Exercise inputs:
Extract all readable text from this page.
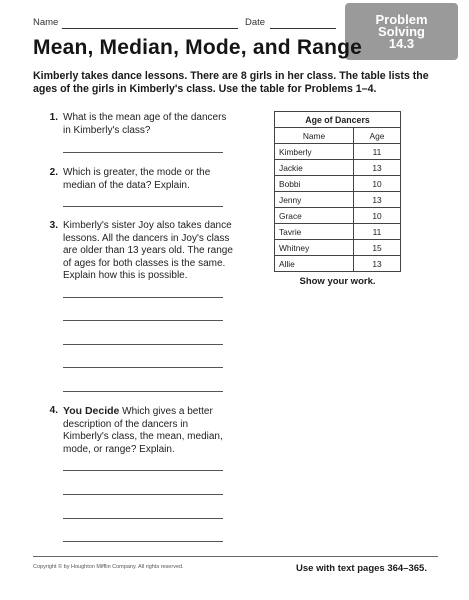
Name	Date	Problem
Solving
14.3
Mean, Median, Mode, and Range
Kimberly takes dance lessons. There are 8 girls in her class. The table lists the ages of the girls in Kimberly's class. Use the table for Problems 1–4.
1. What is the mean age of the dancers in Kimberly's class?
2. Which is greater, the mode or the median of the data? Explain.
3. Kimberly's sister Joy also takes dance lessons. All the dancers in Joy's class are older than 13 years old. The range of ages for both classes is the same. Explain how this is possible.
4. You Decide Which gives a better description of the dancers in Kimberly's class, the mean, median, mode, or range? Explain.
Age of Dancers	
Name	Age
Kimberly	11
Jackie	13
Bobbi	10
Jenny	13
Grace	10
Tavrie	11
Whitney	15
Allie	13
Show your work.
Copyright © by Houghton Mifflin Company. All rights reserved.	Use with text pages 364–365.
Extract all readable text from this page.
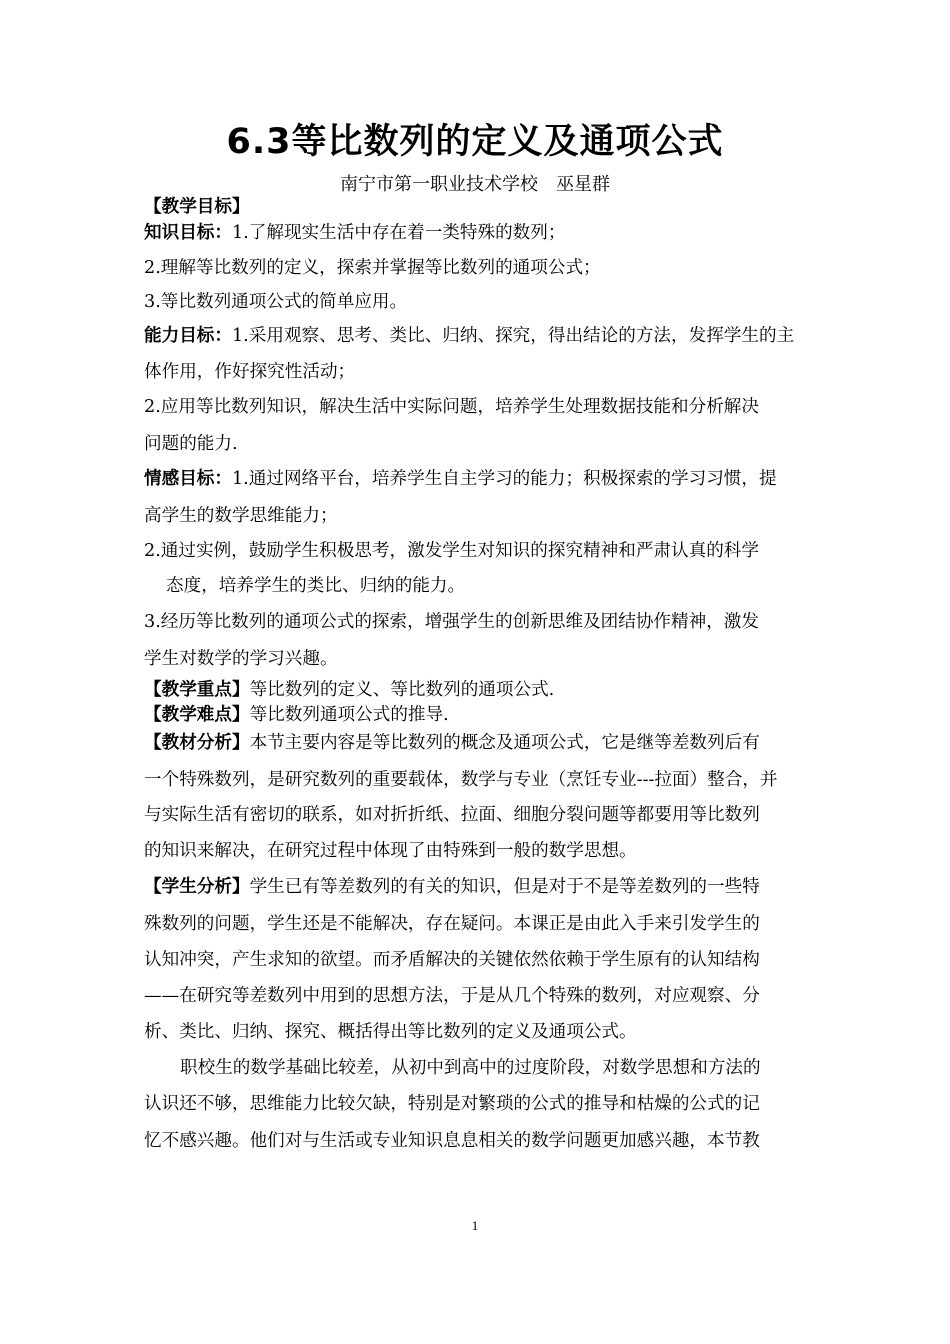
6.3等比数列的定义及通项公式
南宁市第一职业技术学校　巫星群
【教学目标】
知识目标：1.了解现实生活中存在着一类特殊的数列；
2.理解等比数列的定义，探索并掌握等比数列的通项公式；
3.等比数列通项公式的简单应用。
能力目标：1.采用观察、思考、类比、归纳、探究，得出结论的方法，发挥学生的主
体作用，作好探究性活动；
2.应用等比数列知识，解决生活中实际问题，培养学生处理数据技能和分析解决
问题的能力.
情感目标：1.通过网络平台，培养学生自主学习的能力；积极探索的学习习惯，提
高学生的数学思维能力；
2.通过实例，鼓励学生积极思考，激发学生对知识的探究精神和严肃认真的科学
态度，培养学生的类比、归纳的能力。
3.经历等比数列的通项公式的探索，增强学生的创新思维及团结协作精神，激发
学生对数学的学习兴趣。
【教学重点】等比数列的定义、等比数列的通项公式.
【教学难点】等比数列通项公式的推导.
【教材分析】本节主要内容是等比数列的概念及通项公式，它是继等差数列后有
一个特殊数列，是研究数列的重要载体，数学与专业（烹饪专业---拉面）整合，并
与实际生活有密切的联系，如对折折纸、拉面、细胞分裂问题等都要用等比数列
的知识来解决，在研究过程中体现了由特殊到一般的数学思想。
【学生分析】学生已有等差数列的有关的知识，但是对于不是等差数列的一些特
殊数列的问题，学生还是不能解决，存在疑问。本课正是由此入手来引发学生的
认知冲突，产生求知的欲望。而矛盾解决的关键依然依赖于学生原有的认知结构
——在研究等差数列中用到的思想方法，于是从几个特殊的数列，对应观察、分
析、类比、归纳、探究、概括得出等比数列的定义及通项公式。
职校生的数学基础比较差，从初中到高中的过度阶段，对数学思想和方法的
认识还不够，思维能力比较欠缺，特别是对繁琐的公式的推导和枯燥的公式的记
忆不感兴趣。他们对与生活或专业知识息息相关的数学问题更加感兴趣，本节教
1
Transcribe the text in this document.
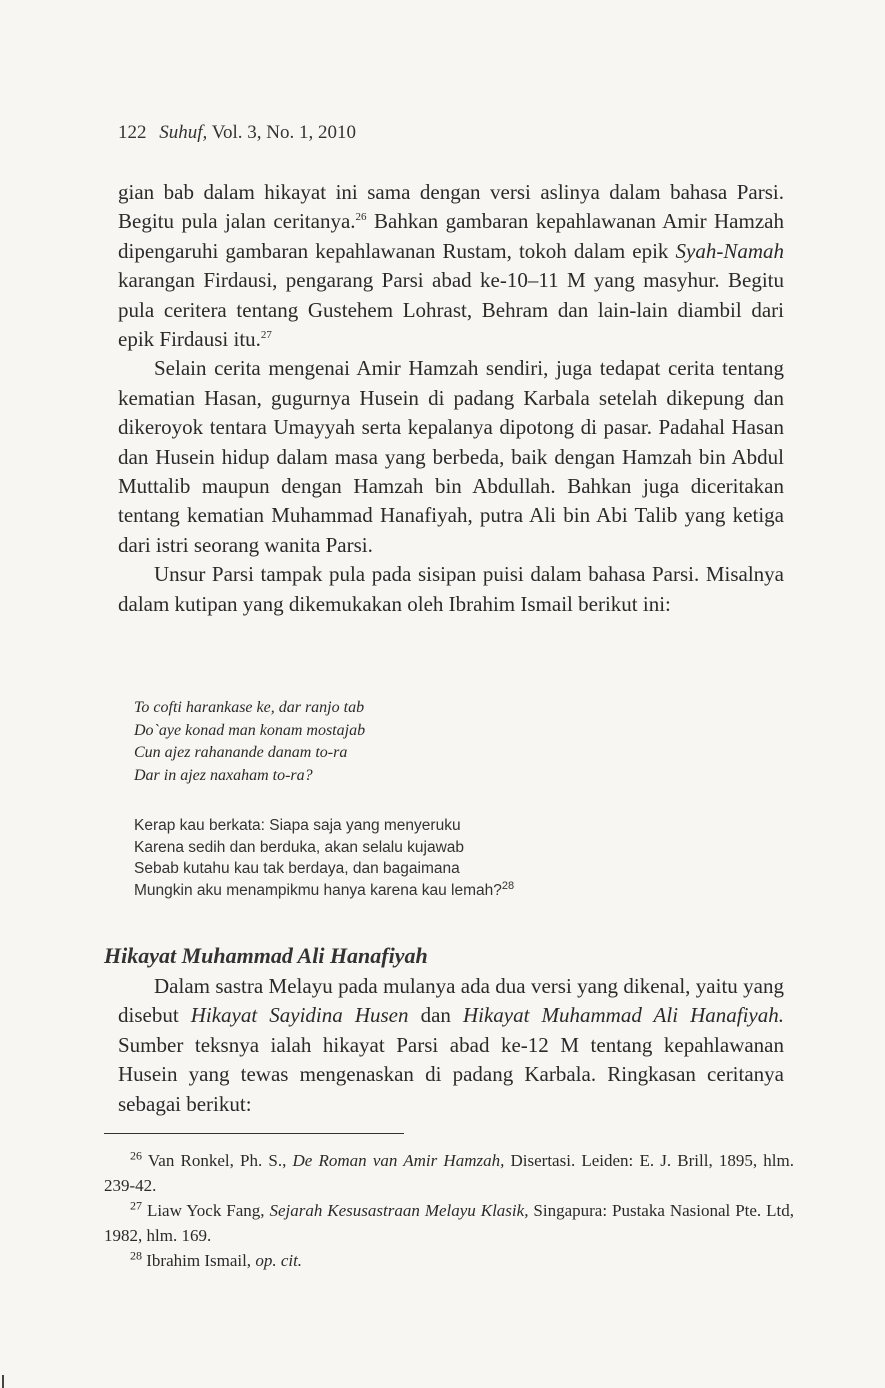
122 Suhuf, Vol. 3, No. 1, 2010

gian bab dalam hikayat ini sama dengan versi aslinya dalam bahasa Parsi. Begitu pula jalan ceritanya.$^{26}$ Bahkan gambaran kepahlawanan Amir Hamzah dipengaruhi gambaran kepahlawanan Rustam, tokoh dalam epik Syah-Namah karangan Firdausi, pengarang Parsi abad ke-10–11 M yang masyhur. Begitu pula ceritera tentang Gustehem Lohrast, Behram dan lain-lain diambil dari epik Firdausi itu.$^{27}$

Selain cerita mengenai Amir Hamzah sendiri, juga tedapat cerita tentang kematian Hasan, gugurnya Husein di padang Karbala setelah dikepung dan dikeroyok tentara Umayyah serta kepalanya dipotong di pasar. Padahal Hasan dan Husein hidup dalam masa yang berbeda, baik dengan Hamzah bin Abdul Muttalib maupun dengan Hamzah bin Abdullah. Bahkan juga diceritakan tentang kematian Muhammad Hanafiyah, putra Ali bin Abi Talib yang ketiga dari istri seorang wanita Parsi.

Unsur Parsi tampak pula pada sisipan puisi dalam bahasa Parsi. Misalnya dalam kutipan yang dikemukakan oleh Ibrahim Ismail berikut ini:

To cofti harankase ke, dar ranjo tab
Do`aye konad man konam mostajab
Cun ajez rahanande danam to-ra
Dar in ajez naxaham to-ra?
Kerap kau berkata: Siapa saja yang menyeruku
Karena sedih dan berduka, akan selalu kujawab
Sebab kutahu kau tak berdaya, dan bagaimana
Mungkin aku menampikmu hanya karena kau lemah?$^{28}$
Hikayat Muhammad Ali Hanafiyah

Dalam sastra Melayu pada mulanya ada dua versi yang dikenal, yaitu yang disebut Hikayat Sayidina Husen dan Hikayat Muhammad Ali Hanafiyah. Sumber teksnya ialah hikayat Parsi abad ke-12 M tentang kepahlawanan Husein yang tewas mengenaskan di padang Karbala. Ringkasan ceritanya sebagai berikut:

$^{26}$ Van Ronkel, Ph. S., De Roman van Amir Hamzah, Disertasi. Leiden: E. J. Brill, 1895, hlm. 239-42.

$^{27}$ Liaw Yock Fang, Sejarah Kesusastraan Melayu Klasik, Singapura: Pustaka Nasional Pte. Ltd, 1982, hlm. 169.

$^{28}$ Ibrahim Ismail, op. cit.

* * *

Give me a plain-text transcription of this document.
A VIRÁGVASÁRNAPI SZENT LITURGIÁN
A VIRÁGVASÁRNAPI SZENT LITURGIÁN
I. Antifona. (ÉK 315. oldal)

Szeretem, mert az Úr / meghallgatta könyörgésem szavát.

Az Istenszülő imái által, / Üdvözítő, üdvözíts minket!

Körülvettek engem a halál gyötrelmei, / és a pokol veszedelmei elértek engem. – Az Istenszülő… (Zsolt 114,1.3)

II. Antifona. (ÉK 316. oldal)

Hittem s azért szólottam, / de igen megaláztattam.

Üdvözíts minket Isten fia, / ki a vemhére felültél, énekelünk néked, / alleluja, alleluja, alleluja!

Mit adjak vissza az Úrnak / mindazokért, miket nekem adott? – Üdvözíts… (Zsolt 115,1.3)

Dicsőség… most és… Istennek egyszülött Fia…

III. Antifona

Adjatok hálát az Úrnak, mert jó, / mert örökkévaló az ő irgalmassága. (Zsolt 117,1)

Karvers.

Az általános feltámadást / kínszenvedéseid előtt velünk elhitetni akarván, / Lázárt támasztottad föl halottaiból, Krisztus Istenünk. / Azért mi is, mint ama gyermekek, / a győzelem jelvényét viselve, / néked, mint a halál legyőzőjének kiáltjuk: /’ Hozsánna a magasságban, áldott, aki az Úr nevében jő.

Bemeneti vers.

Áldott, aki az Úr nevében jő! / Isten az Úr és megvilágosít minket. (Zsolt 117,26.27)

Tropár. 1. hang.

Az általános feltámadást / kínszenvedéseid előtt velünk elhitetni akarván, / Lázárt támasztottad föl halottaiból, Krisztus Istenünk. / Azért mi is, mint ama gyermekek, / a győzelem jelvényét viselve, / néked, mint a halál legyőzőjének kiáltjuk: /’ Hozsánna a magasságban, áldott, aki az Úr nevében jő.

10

Task statement: Gather, from the listing above, every line carrying the word "padang".

Exercise result:
Selain cerita mengenai Amir Hamzah sendiri, juga tedapat cerita tentang kematian Hasan, gugurnya Husein di padang Karbala setelah dikepung dan dikeroyok tentara Umayyah serta kepalanya dipotong di pasar. Padahal Hasan dan Husein hidup dalam masa yang berbeda, baik dengan Hamzah bin Abdul Muttalib maupun dengan Hamzah bin Abdullah. Bahkan juga diceritakan tentang kematian Muhammad Hanafiyah, putra Ali bin Abi Talib yang ketiga dari istri seorang wanita Parsi.
Dalam sastra Melayu pada mulanya ada dua versi yang dikenal, yaitu yang disebut Hikayat Sayidina Husen dan Hikayat Muhammad Ali Hanafiyah. Sumber teksnya ialah hikayat Parsi abad ke-12 M tentang kepahlawanan Husein yang tewas mengenaskan di padang Karbala. Ringkasan ceritanya sebagai berikut:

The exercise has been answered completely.